— start of Given data —

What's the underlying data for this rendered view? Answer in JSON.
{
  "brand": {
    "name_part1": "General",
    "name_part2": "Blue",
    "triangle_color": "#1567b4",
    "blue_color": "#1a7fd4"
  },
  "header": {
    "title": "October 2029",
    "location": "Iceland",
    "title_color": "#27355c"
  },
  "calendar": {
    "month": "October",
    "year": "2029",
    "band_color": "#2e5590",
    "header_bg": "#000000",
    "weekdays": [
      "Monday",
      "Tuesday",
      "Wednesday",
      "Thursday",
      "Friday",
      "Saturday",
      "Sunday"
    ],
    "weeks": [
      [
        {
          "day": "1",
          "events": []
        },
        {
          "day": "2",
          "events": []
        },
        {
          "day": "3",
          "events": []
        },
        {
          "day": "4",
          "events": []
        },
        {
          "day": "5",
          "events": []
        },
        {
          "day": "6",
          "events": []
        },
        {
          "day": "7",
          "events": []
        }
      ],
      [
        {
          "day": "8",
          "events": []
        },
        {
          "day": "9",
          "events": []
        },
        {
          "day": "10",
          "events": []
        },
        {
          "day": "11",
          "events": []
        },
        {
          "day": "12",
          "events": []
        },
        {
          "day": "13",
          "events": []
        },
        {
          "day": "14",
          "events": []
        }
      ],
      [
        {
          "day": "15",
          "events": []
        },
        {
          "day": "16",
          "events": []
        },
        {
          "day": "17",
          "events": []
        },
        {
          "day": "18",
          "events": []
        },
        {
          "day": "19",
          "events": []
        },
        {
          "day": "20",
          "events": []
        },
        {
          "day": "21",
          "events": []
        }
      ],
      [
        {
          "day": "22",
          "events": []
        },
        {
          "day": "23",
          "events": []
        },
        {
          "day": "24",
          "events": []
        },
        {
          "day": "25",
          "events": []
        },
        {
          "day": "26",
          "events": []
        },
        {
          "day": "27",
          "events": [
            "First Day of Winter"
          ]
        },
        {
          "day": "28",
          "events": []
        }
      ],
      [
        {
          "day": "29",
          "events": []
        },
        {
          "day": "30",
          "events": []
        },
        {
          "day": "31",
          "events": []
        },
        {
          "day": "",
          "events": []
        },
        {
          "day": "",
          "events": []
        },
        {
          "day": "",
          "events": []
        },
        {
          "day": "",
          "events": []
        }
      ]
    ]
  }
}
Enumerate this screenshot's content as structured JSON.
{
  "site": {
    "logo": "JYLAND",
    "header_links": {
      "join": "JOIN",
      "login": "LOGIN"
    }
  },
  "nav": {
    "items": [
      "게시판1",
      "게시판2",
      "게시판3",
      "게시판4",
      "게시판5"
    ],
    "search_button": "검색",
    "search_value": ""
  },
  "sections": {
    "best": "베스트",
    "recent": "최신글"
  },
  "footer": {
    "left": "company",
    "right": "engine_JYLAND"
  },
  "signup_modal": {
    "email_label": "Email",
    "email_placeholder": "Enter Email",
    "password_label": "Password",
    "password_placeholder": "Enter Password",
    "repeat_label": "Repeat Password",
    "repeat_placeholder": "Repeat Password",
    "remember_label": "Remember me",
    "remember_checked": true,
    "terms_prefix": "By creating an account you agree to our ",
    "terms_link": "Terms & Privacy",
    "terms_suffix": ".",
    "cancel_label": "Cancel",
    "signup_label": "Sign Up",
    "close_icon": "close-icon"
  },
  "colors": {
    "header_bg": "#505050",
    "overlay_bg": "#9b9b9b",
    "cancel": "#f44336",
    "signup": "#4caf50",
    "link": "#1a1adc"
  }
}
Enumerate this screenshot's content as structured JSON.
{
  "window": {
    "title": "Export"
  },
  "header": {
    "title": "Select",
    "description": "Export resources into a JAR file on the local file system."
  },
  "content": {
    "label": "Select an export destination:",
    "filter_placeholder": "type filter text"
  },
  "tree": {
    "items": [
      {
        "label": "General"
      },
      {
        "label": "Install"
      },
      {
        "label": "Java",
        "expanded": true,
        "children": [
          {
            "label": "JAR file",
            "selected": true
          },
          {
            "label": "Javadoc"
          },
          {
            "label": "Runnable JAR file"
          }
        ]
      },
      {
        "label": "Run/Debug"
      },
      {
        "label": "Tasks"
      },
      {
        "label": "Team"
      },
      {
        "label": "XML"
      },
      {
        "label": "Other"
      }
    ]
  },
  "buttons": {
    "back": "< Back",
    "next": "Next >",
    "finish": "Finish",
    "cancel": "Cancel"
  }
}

— end of Given data —

Required work: Write out every line of the material again, exactly as it reads.

Response to the task:
What's the underlying data for this rendered view? Answer in JSON.
{
  "brand": {
    "name_part1": "General",
    "name_part2": "Blue",
    "triangle_color": "#1567b4",
    "blue_color": "#1a7fd4"
  },
  "header": {
    "title": "October 2029",
    "location": "Iceland",
    "title_color": "#27355c"
  },
  "calendar": {
    "month": "October",
    "year": "2029",
    "band_color": "#2e5590",
    "header_bg": "#000000",
    "weekdays": [
      "Monday",
      "Tuesday",
      "Wednesday",
      "Thursday",
      "Friday",
      "Saturday",
      "Sunday"
    ],
    "weeks": [
      [
        {
          "day": "1",
          "events": []
        },
        {
          "day": "2",
          "events": []
        },
        {
          "day": "3",
          "events": []
        },
        {
          "day": "4",
          "events": []
        },
        {
          "day": "5",
          "events": []
        },
        {
          "day": "6",
          "events": []
        },
        {
          "day": "7",
          "events": []
        }
      ],
      [
        {
          "day": "8",
          "events": []
        },
        {
          "day": "9",
          "events": []
        },
        {
          "day": "10",
          "events": []
        },
        {
          "day": "11",
          "events": []
        },
        {
          "day": "12",
          "events": []
        },
        {
          "day": "13",
          "events": []
        },
        {
          "day": "14",
          "events": []
        }
      ],
      [
        {
          "day": "15",
          "events": []
        },
        {
          "day": "16",
          "events": []
        },
        {
          "day": "17",
          "events": []
        },
        {
          "day": "18",
          "events": []
        },
        {
          "day": "19",
          "events": []
        },
        {
          "day": "20",
          "events": []
        },
        {
          "day": "21",
          "events": []
        }
      ],
      [
        {
          "day": "22",
          "events": []
        },
        {
          "day": "23",
          "events": []
        },
        {
          "day": "24",
          "events": []
        },
        {
          "day": "25",
          "events": []
        },
        {
          "day": "26",
          "events": []
        },
        {
          "day": "27",
          "events": [
            "First Day of Winter"
          ]
        },
        {
          "day": "28",
          "events": []
        }
      ],
      [
        {
          "day": "29",
          "events": []
        },
        {
          "day": "30",
          "events": []
        },
        {
          "day": "31",
          "events": []
        },
        {
          "day": "",
          "events": []
        },
        {
          "day": "",
          "events": []
        },
        {
          "day": "",
          "events": []
        },
        {
          "day": "",
          "events": []
        }
      ]
    ]
  }
}
Enumerate this screenshot's content as structured JSON.
{
  "site": {
    "logo": "JYLAND",
    "header_links": {
      "join": "JOIN",
      "login": "LOGIN"
    }
  },
  "nav": {
    "items": [
      "게시판1",
      "게시판2",
      "게시판3",
      "게시판4",
      "게시판5"
    ],
    "search_button": "검색",
    "search_value": ""
  },
  "sections": {
    "best": "베스트",
    "recent": "최신글"
  },
  "footer": {
    "left": "company",
    "right": "engine_JYLAND"
  },
  "signup_modal": {
    "email_label": "Email",
    "email_placeholder": "Enter Email",
    "password_label": "Password",
    "password_placeholder": "Enter Password",
    "repeat_label": "Repeat Password",
    "repeat_placeholder": "Repeat Password",
    "remember_label": "Remember me",
    "remember_checked": true,
    "terms_prefix": "By creating an account you agree to our ",
    "terms_link": "Terms & Privacy",
    "terms_suffix": ".",
    "cancel_label": "Cancel",
    "signup_label": "Sign Up",
    "close_icon": "close-icon"
  },
  "colors": {
    "header_bg": "#505050",
    "overlay_bg": "#9b9b9b",
    "cancel": "#f44336",
    "signup": "#4caf50",
    "link": "#1a1adc"
  }
}
Enumerate this screenshot's content as structured JSON.
{
  "window": {
    "title": "Export"
  },
  "header": {
    "title": "Select",
    "description": "Export resources into a JAR file on the local file system."
  },
  "content": {
    "label": "Select an export destination:",
    "filter_placeholder": "type filter text"
  },
  "tree": {
    "items": [
      {
        "label": "General"
      },
      {
        "label": "Install"
      },
      {
        "label": "Java",
        "expanded": true,
        "children": [
          {
            "label": "JAR file",
            "selected": true
          },
          {
            "label": "Javadoc"
          },
          {
            "label": "Runnable JAR file"
          }
        ]
      },
      {
        "label": "Run/Debug"
      },
      {
        "label": "Tasks"
      },
      {
        "label": "Team"
      },
      {
        "label": "XML"
      },
      {
        "label": "Other"
      }
    ]
  },
  "buttons": {
    "back": "< Back",
    "next": "Next >",
    "finish": "Finish",
    "cancel": "Cancel"
  }
}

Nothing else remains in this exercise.